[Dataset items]

═══

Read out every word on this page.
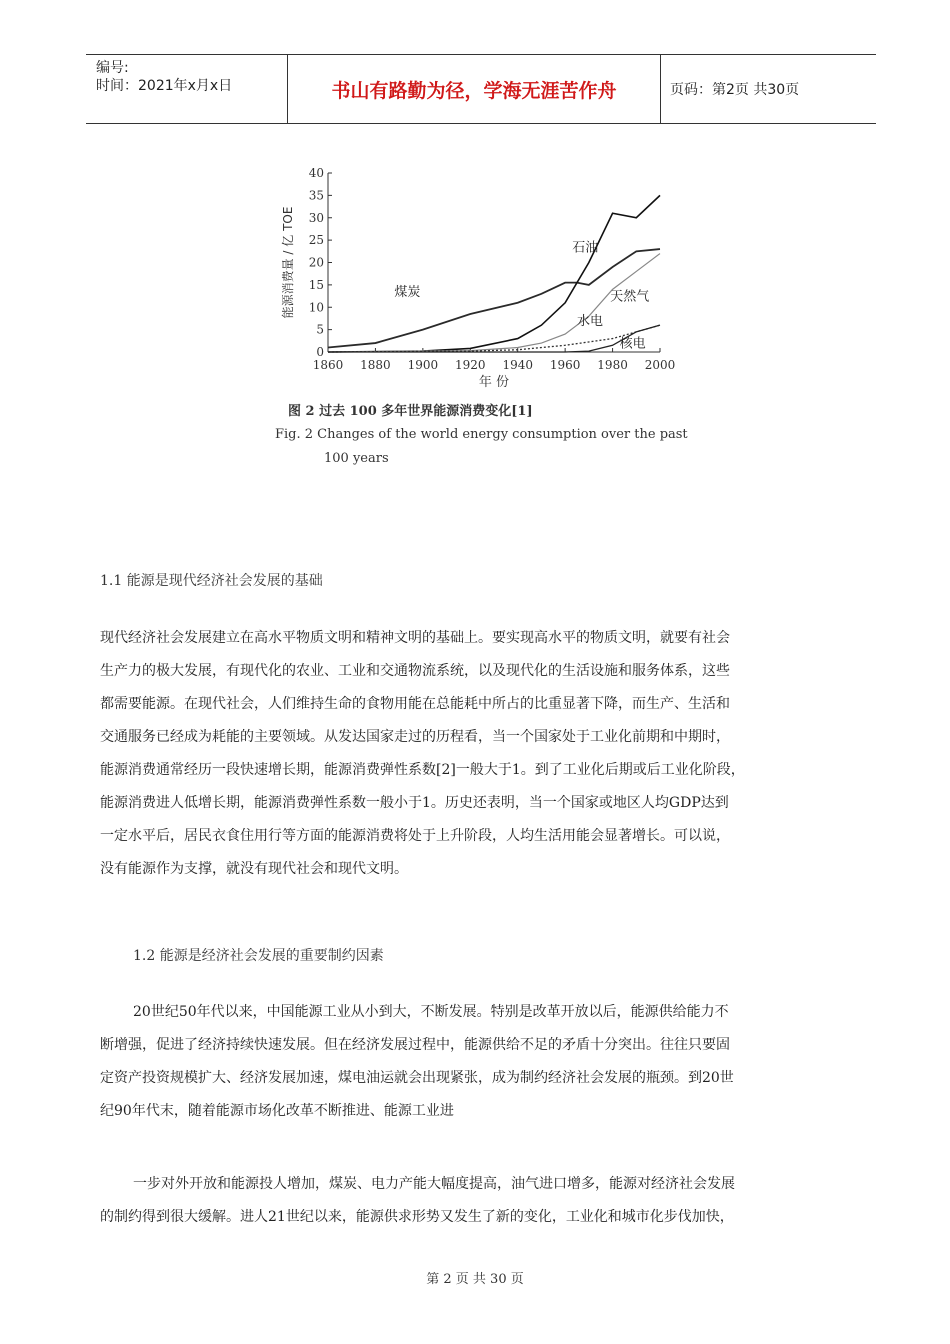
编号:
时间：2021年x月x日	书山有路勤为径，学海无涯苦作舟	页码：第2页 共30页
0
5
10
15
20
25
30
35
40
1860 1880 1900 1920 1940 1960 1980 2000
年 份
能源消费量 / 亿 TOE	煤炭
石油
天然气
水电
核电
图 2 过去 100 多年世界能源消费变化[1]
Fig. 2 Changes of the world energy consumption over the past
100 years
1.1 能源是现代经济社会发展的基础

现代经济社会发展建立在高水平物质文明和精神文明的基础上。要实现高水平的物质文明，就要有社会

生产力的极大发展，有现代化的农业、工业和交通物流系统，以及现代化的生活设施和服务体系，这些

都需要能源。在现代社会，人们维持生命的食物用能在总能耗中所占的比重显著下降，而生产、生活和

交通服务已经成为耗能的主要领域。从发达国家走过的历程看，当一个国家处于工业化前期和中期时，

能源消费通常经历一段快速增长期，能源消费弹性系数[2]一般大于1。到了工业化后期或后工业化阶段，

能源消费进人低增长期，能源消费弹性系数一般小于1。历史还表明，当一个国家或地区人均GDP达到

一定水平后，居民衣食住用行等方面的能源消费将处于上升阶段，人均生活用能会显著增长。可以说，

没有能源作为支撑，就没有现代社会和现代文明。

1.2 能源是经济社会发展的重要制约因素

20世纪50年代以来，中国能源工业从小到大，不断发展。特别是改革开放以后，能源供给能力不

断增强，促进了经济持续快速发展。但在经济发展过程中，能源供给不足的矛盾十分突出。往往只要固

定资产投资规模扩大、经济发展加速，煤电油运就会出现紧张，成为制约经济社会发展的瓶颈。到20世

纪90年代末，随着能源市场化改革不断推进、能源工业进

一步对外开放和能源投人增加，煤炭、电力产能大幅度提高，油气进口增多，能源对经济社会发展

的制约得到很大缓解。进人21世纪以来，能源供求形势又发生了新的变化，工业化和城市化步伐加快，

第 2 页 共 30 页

═══

→ Written request
Pictures don't belong in the copy. Transcribe every record exactly as it appears.

→ Task response
Read out every word on this page.
编号:
时间：2021年x月x日	书山有路勤为径，学海无涯苦作舟	页码：第2页 共30页
0
5
10
15
20
25
30
35
40
1860 1880 1900 1920 1940 1960 1980 2000
年 份
能源消费量 / 亿 TOE	煤炭
石油
天然气
水电
核电
图 2 过去 100 多年世界能源消费变化[1]
Fig. 2 Changes of the world energy consumption over the past
100 years
1.1 能源是现代经济社会发展的基础

现代经济社会发展建立在高水平物质文明和精神文明的基础上。要实现高水平的物质文明，就要有社会

生产力的极大发展，有现代化的农业、工业和交通物流系统，以及现代化的生活设施和服务体系，这些

都需要能源。在现代社会，人们维持生命的食物用能在总能耗中所占的比重显著下降，而生产、生活和

交通服务已经成为耗能的主要领域。从发达国家走过的历程看，当一个国家处于工业化前期和中期时，

能源消费通常经历一段快速增长期，能源消费弹性系数[2]一般大于1。到了工业化后期或后工业化阶段，

能源消费进人低增长期，能源消费弹性系数一般小于1。历史还表明，当一个国家或地区人均GDP达到

一定水平后，居民衣食住用行等方面的能源消费将处于上升阶段，人均生活用能会显著增长。可以说，

没有能源作为支撑，就没有现代社会和现代文明。

1.2 能源是经济社会发展的重要制约因素

20世纪50年代以来，中国能源工业从小到大，不断发展。特别是改革开放以后，能源供给能力不

断增强，促进了经济持续快速发展。但在经济发展过程中，能源供给不足的矛盾十分突出。往往只要固

定资产投资规模扩大、经济发展加速，煤电油运就会出现紧张，成为制约经济社会发展的瓶颈。到20世

纪90年代末，随着能源市场化改革不断推进、能源工业进

一步对外开放和能源投人增加，煤炭、电力产能大幅度提高，油气进口增多，能源对经济社会发展

的制约得到很大缓解。进人21世纪以来，能源供求形势又发生了新的变化，工业化和城市化步伐加快，

第 2 页 共 30 页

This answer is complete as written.